= Your task =
Reproduce every entry that follows word for word, but omit the images.

= Record set =
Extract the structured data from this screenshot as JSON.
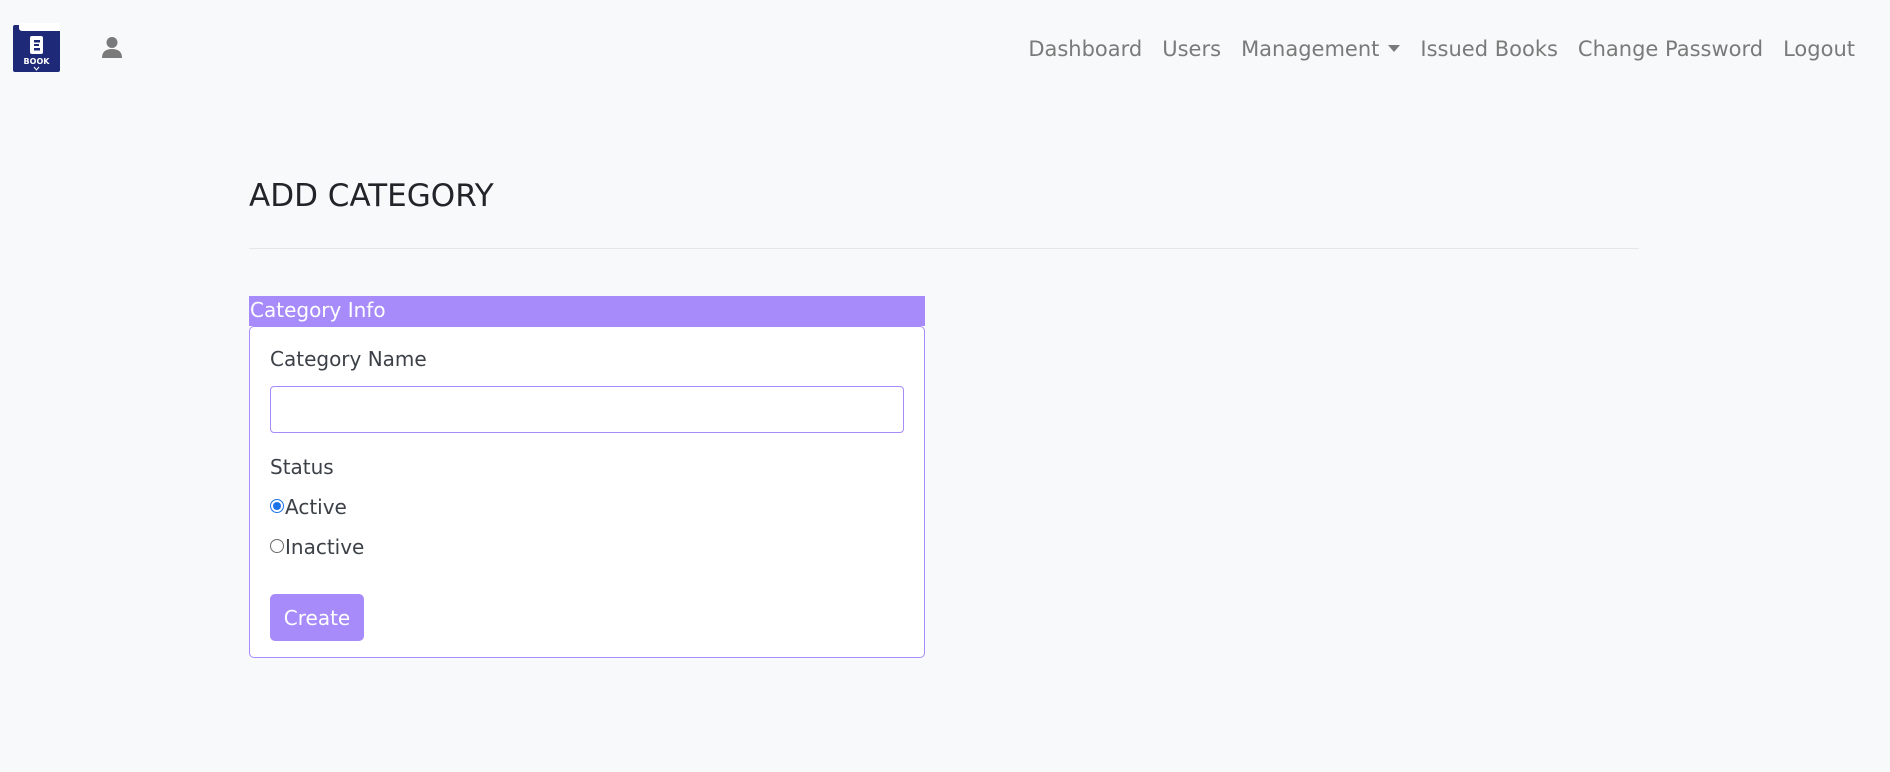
{
  "logo": {
    "letter": "E",
    "text": "BOOK"
  },
  "nav": {
    "items": [
      {
        "label": "Dashboard"
      },
      {
        "label": "Users"
      },
      {
        "label": "Management"
      },
      {
        "label": "Issued Books"
      },
      {
        "label": "Change Password"
      },
      {
        "label": "Logout"
      }
    ]
  },
  "page": {
    "title": "ADD CATEGORY"
  },
  "form": {
    "header": "Category Info",
    "category_name_label": "Category Name",
    "category_name_value": "",
    "status_label": "Status",
    "status_options": [
      {
        "label": "Active",
        "checked": true
      },
      {
        "label": "Inactive",
        "checked": false
      }
    ],
    "submit_label": "Create"
  },
  "colors": {
    "accent": "#a78bfa",
    "logo_bg": "#1e2a78",
    "radio_checked": "#1a73e8",
    "page_bg": "#f8f9fa"
  },
  "icons": {
    "user": "user-icon",
    "dropdown": "caret-down-icon",
    "logo": "ebook-logo-icon"
  }
}
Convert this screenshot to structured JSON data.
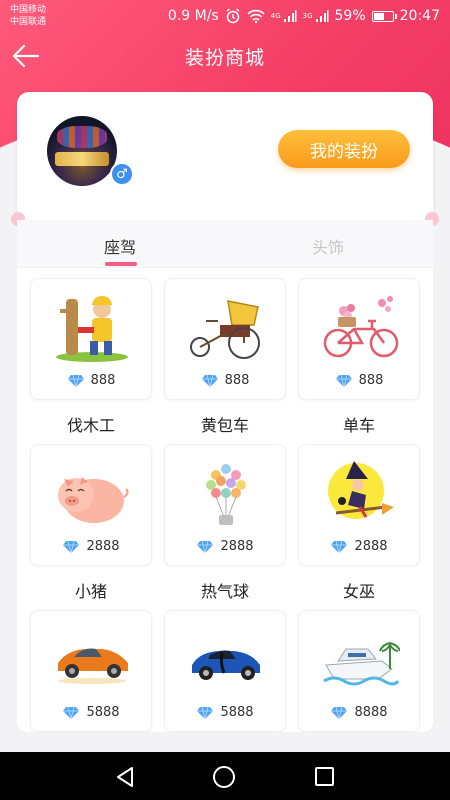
{
  "status": {
    "carrier1": "中国移动",
    "carrier2": "中国联通",
    "speed": "0.9 M/s",
    "net1": "4G",
    "net2": "3G",
    "battery": "59%",
    "battery_level": 0.59,
    "time": "20:47"
  },
  "nav": {
    "title": "装扮商城"
  },
  "profile": {
    "gender_symbol": "♂",
    "my_outfit_label": "我的装扮"
  },
  "tabs": [
    {
      "label": "座驾",
      "active": true
    },
    {
      "label": "头饰",
      "active": false
    }
  ],
  "items": [
    {
      "name": "伐木工",
      "price": "888"
    },
    {
      "name": "黄包车",
      "price": "888"
    },
    {
      "name": "单车",
      "price": "888"
    },
    {
      "name": "小猪",
      "price": "2888"
    },
    {
      "name": "热气球",
      "price": "2888"
    },
    {
      "name": "女巫",
      "price": "2888"
    },
    {
      "name": "",
      "price": "5888"
    },
    {
      "name": "",
      "price": "5888"
    },
    {
      "name": "",
      "price": "8888"
    }
  ],
  "colors": {
    "accent": "#f43f67",
    "button": "#f99a1b",
    "tab_indicator": "#f45d80",
    "diamond": "#4fa3f7"
  }
}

= Exercise result =
Extract the structured data from this screenshot as JSON.
{
  "logo": {
    "letter": "E",
    "text": "BOOK"
  },
  "nav": {
    "items": [
      {
        "label": "Dashboard"
      },
      {
        "label": "Users"
      },
      {
        "label": "Management"
      },
      {
        "label": "Issued Books"
      },
      {
        "label": "Change Password"
      },
      {
        "label": "Logout"
      }
    ]
  },
  "page": {
    "title": "ADD CATEGORY"
  },
  "form": {
    "header": "Category Info",
    "category_name_label": "Category Name",
    "category_name_value": "",
    "status_label": "Status",
    "status_options": [
      {
        "label": "Active",
        "checked": true
      },
      {
        "label": "Inactive",
        "checked": false
      }
    ],
    "submit_label": "Create"
  },
  "colors": {
    "accent": "#a78bfa",
    "logo_bg": "#1e2a78",
    "radio_checked": "#1a73e8",
    "page_bg": "#f8f9fa"
  },
  "icons": {
    "user": "user-icon",
    "dropdown": "caret-down-icon",
    "logo": "ebook-logo-icon"
  }
}
Convert this screenshot to structured JSON data.
{
  "status": {
    "carrier1": "中国移动",
    "carrier2": "中国联通",
    "speed": "0.9 M/s",
    "net1": "4G",
    "net2": "3G",
    "battery": "59%",
    "battery_level": 0.59,
    "time": "20:47"
  },
  "nav": {
    "title": "装扮商城"
  },
  "profile": {
    "gender_symbol": "♂",
    "my_outfit_label": "我的装扮"
  },
  "tabs": [
    {
      "label": "座驾",
      "active": true
    },
    {
      "label": "头饰",
      "active": false
    }
  ],
  "items": [
    {
      "name": "伐木工",
      "price": "888"
    },
    {
      "name": "黄包车",
      "price": "888"
    },
    {
      "name": "单车",
      "price": "888"
    },
    {
      "name": "小猪",
      "price": "2888"
    },
    {
      "name": "热气球",
      "price": "2888"
    },
    {
      "name": "女巫",
      "price": "2888"
    },
    {
      "name": "",
      "price": "5888"
    },
    {
      "name": "",
      "price": "5888"
    },
    {
      "name": "",
      "price": "8888"
    }
  ],
  "colors": {
    "accent": "#f43f67",
    "button": "#f99a1b",
    "tab_indicator": "#f45d80",
    "diamond": "#4fa3f7"
  }
}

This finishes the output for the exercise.